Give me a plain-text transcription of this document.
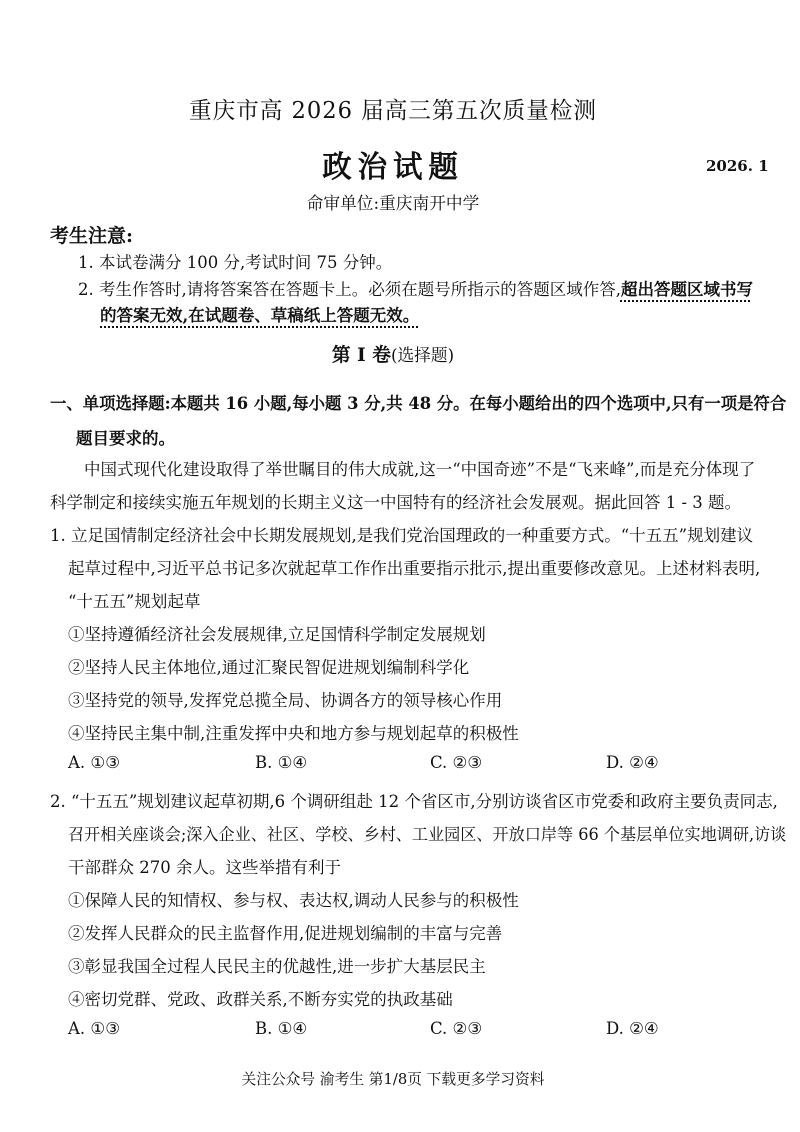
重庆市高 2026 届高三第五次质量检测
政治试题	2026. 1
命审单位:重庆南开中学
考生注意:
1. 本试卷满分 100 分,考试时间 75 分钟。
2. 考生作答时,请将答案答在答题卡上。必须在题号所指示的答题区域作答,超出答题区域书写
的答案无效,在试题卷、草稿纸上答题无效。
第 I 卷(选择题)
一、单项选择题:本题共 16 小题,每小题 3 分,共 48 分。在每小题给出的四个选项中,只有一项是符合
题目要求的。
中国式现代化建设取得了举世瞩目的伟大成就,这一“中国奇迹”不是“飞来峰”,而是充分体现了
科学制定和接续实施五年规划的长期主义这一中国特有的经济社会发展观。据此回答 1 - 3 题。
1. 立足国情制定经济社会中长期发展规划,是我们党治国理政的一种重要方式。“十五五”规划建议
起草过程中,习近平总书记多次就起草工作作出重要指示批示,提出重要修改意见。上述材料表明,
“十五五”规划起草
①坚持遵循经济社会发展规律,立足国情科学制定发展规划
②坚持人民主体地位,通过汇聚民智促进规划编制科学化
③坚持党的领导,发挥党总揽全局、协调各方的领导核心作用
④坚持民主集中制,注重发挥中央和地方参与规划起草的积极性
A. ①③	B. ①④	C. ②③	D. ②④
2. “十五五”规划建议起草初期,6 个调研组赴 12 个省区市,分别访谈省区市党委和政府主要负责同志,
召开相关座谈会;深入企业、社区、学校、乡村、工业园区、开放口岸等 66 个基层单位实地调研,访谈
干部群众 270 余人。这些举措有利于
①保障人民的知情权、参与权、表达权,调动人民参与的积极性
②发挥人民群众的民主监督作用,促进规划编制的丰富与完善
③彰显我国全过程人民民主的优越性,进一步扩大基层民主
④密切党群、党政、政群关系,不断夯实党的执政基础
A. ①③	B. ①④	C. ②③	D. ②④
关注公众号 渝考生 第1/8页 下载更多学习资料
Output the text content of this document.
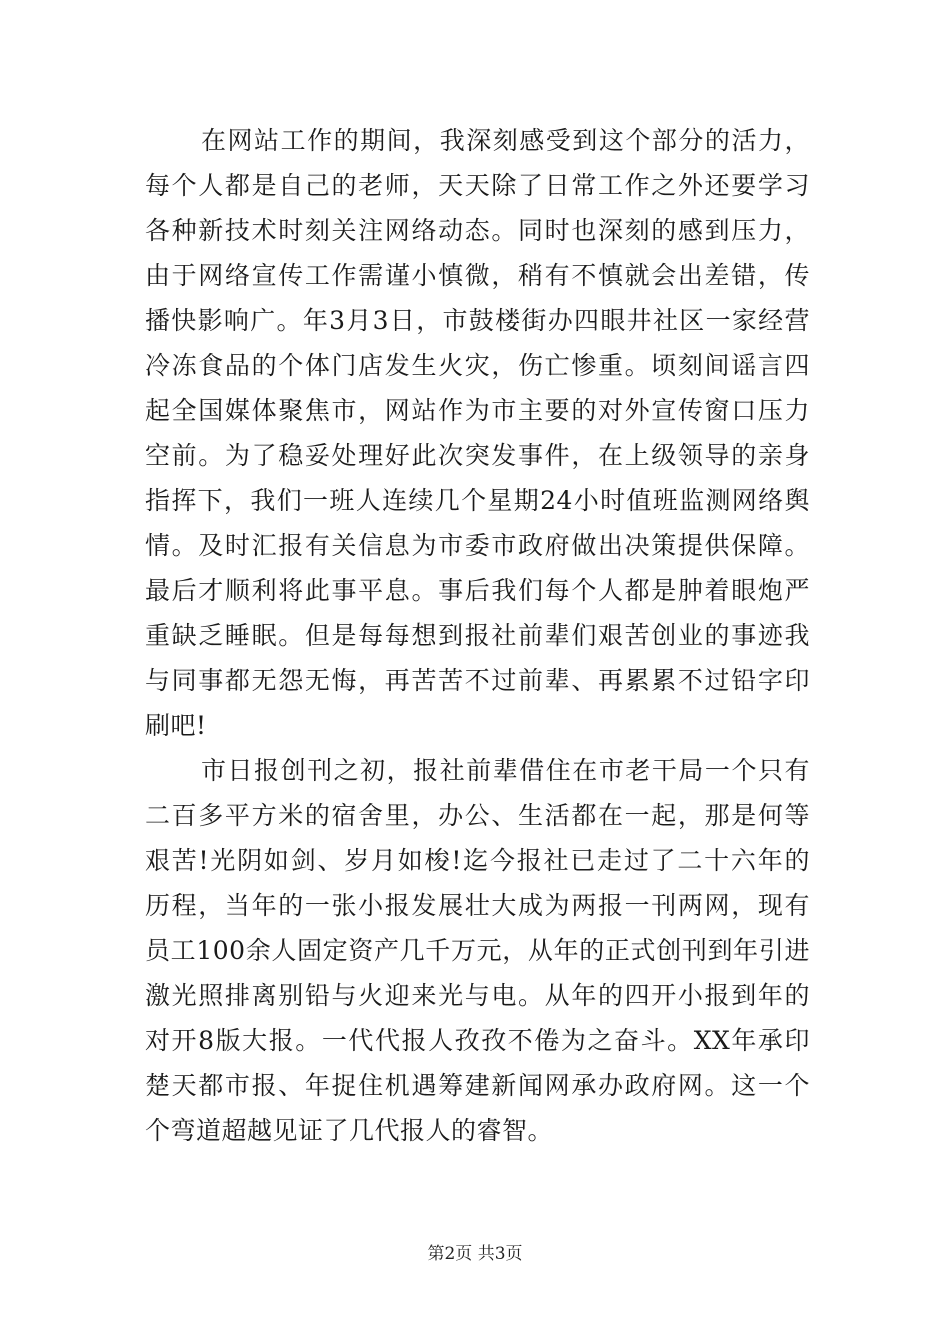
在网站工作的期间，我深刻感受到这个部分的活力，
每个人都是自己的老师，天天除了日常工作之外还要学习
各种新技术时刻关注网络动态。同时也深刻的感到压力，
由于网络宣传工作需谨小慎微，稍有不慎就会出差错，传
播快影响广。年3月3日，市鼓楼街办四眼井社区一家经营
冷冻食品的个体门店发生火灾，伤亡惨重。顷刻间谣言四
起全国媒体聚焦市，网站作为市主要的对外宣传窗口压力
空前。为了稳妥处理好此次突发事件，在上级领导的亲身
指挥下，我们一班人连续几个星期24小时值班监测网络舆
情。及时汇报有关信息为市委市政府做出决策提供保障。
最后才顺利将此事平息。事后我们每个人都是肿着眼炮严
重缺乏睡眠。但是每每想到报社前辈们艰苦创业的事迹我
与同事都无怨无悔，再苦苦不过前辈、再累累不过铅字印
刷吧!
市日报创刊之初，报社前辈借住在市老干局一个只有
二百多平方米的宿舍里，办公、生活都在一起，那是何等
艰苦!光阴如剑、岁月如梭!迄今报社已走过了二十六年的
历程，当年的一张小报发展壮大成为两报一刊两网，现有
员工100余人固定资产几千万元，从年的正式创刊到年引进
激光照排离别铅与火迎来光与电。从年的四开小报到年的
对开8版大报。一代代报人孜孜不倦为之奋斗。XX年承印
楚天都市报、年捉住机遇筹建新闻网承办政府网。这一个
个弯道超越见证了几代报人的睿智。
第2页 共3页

**Exercise aim**
Copy every line of the data exactly as written, excluding the pictures.

**The answer**
Give me a plain-text transcription of this document.
重庆市高 2026 届高三第五次质量检测
政治试题	2026. 1
命审单位:重庆南开中学
考生注意:
1. 本试卷满分 100 分,考试时间 75 分钟。
2. 考生作答时,请将答案答在答题卡上。必须在题号所指示的答题区域作答,超出答题区域书写
的答案无效,在试题卷、草稿纸上答题无效。
第 I 卷(选择题)
一、单项选择题:本题共 16 小题,每小题 3 分,共 48 分。在每小题给出的四个选项中,只有一项是符合
题目要求的。
中国式现代化建设取得了举世瞩目的伟大成就,这一“中国奇迹”不是“飞来峰”,而是充分体现了
科学制定和接续实施五年规划的长期主义这一中国特有的经济社会发展观。据此回答 1 - 3 题。
1. 立足国情制定经济社会中长期发展规划,是我们党治国理政的一种重要方式。“十五五”规划建议
起草过程中,习近平总书记多次就起草工作作出重要指示批示,提出重要修改意见。上述材料表明,
“十五五”规划起草
①坚持遵循经济社会发展规律,立足国情科学制定发展规划
②坚持人民主体地位,通过汇聚民智促进规划编制科学化
③坚持党的领导,发挥党总揽全局、协调各方的领导核心作用
④坚持民主集中制,注重发挥中央和地方参与规划起草的积极性
A. ①③	B. ①④	C. ②③	D. ②④
2. “十五五”规划建议起草初期,6 个调研组赴 12 个省区市,分别访谈省区市党委和政府主要负责同志,
召开相关座谈会;深入企业、社区、学校、乡村、工业园区、开放口岸等 66 个基层单位实地调研,访谈
干部群众 270 余人。这些举措有利于
①保障人民的知情权、参与权、表达权,调动人民参与的积极性
②发挥人民群众的民主监督作用,促进规划编制的丰富与完善
③彰显我国全过程人民民主的优越性,进一步扩大基层民主
④密切党群、党政、政群关系,不断夯实党的执政基础
A. ①③	B. ①④	C. ②③	D. ②④
关注公众号 渝考生 第1/8页 下载更多学习资料
Output the text content of this document.
在网站工作的期间，我深刻感受到这个部分的活力，
每个人都是自己的老师，天天除了日常工作之外还要学习
各种新技术时刻关注网络动态。同时也深刻的感到压力，
由于网络宣传工作需谨小慎微，稍有不慎就会出差错，传
播快影响广。年3月3日，市鼓楼街办四眼井社区一家经营
冷冻食品的个体门店发生火灾，伤亡惨重。顷刻间谣言四
起全国媒体聚焦市，网站作为市主要的对外宣传窗口压力
空前。为了稳妥处理好此次突发事件，在上级领导的亲身
指挥下，我们一班人连续几个星期24小时值班监测网络舆
情。及时汇报有关信息为市委市政府做出决策提供保障。
最后才顺利将此事平息。事后我们每个人都是肿着眼炮严
重缺乏睡眠。但是每每想到报社前辈们艰苦创业的事迹我
与同事都无怨无悔，再苦苦不过前辈、再累累不过铅字印
刷吧!
市日报创刊之初，报社前辈借住在市老干局一个只有
二百多平方米的宿舍里，办公、生活都在一起，那是何等
艰苦!光阴如剑、岁月如梭!迄今报社已走过了二十六年的
历程，当年的一张小报发展壮大成为两报一刊两网，现有
员工100余人固定资产几千万元，从年的正式创刊到年引进
激光照排离别铅与火迎来光与电。从年的四开小报到年的
对开8版大报。一代代报人孜孜不倦为之奋斗。XX年承印
楚天都市报、年捉住机遇筹建新闻网承办政府网。这一个
个弯道超越见证了几代报人的睿智。
第2页 共3页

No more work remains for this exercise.